• Task directions:
Search the listing below for the word "Market" and copy each line that holds it.

** Start of Excerpted records **

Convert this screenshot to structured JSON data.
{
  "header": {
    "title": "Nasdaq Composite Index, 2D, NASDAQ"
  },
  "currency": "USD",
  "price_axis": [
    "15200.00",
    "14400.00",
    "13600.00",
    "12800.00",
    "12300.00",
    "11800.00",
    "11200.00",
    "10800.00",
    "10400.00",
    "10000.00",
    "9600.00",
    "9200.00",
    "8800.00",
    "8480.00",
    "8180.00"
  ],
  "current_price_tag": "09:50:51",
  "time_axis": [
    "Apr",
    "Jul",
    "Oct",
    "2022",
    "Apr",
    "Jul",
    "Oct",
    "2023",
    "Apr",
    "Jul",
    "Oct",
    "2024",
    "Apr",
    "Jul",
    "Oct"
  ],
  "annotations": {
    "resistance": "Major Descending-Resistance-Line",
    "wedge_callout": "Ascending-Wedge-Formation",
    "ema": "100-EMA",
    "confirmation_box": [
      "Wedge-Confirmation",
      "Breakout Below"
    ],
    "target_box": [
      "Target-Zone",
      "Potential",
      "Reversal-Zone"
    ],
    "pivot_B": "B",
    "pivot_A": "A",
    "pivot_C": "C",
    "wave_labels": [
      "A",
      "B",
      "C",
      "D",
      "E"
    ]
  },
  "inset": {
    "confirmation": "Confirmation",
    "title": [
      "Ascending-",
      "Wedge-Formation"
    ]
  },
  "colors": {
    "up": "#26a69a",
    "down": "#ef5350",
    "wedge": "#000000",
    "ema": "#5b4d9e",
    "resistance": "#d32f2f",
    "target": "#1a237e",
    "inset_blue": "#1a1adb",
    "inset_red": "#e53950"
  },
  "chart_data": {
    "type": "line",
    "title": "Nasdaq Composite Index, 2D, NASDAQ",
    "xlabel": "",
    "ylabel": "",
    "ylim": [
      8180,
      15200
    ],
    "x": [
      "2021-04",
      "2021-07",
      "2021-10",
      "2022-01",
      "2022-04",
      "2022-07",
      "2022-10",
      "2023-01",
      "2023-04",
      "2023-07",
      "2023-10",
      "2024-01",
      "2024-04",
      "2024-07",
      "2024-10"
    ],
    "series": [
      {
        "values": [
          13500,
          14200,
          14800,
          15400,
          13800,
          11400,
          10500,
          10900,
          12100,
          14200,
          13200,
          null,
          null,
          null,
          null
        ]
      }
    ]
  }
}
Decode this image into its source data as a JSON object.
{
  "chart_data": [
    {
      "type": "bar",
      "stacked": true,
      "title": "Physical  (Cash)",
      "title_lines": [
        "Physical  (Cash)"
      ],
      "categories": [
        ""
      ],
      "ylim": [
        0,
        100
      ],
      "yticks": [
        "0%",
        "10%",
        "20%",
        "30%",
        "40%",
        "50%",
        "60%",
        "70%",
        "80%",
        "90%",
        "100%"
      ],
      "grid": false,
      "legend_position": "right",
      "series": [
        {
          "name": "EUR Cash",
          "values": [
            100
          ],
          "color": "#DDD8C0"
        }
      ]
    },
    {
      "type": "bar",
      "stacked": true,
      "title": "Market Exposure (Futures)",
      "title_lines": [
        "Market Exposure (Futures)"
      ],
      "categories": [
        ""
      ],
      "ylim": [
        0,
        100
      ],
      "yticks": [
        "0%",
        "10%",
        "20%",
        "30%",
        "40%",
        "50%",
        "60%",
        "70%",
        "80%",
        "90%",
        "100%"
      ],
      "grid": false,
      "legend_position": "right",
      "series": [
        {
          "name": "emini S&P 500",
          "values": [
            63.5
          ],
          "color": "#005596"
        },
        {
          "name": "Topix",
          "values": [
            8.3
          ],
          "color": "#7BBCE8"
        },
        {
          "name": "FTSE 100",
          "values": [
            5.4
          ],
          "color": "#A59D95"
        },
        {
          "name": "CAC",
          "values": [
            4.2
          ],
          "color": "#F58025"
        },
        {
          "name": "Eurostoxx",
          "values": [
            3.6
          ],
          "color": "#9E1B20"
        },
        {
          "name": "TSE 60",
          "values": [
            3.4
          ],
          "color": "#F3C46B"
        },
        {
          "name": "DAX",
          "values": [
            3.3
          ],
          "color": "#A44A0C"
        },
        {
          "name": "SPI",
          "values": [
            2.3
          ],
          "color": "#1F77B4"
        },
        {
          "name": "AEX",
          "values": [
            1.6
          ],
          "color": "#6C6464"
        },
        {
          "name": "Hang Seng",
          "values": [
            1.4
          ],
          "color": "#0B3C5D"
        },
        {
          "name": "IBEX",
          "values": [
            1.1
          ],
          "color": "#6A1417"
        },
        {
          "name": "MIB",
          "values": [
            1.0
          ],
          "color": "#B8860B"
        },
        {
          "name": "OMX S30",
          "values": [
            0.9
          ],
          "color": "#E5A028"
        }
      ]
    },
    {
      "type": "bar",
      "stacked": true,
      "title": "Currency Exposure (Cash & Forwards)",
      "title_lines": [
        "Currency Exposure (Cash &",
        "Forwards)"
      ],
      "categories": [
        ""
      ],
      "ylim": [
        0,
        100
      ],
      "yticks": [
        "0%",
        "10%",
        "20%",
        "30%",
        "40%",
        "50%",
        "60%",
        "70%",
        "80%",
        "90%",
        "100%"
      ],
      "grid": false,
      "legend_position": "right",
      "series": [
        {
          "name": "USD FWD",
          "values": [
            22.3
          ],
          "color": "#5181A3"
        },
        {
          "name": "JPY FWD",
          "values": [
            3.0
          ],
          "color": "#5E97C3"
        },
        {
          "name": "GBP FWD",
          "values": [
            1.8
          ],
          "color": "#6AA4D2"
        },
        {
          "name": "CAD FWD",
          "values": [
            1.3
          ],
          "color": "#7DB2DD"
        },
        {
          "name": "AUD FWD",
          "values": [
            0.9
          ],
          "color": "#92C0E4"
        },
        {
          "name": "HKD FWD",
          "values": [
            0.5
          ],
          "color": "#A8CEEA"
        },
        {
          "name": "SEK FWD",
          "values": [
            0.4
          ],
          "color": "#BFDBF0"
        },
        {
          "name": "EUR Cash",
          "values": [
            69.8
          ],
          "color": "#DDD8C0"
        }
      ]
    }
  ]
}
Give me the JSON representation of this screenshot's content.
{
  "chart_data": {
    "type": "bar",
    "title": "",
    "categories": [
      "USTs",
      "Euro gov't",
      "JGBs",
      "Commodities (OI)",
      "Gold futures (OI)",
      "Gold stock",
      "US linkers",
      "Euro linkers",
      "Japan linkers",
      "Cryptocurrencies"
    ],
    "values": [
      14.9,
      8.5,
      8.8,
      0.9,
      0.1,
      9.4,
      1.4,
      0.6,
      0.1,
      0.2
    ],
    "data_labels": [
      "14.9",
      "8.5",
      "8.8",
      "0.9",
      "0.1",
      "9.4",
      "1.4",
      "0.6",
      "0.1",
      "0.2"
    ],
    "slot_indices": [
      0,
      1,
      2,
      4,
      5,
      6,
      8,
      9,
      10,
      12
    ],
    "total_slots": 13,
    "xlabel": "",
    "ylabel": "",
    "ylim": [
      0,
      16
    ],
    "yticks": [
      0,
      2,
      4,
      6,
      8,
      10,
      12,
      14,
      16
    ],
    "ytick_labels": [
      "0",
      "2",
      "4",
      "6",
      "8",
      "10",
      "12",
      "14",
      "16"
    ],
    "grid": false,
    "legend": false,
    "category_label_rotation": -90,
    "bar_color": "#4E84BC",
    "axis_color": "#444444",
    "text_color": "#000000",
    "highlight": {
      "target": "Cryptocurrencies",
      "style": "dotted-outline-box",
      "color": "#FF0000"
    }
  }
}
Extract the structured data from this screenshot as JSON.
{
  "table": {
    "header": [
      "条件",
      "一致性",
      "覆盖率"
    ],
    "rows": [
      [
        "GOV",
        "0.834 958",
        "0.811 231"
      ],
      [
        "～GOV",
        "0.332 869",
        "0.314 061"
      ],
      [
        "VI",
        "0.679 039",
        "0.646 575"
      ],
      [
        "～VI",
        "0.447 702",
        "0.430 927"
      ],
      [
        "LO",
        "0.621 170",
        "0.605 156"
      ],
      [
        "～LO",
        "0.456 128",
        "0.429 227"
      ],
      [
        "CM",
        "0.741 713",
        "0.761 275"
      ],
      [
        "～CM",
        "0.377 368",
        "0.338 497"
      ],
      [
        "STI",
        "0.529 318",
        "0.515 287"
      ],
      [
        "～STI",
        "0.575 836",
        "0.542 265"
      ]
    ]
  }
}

** End of Excerpted records **

• Response for this exercise:
      "title": "Market Exposure (Futures)",
        "Market Exposure (Futures)"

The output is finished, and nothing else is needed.